Out of all the lines below, count those with the word "label". Give the number only.

-- start of Stored data --

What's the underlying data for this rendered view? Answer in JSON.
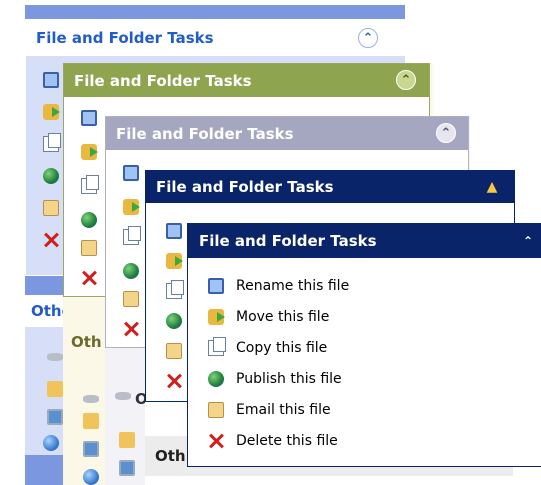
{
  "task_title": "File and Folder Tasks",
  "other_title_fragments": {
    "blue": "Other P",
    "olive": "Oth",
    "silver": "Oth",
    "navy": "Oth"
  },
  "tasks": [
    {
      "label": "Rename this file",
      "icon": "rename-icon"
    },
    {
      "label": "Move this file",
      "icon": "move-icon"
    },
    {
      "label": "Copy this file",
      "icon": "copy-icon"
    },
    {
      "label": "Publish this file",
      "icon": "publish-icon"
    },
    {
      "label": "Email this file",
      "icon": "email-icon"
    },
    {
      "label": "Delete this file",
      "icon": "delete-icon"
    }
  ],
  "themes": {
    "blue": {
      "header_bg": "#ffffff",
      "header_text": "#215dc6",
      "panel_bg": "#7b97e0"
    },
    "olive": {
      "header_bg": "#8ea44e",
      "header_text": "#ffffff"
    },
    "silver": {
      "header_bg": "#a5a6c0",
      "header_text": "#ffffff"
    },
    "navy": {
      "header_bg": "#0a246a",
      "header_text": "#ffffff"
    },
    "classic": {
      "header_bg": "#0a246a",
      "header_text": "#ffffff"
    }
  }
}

-- end of Stored data --

Response to the task
6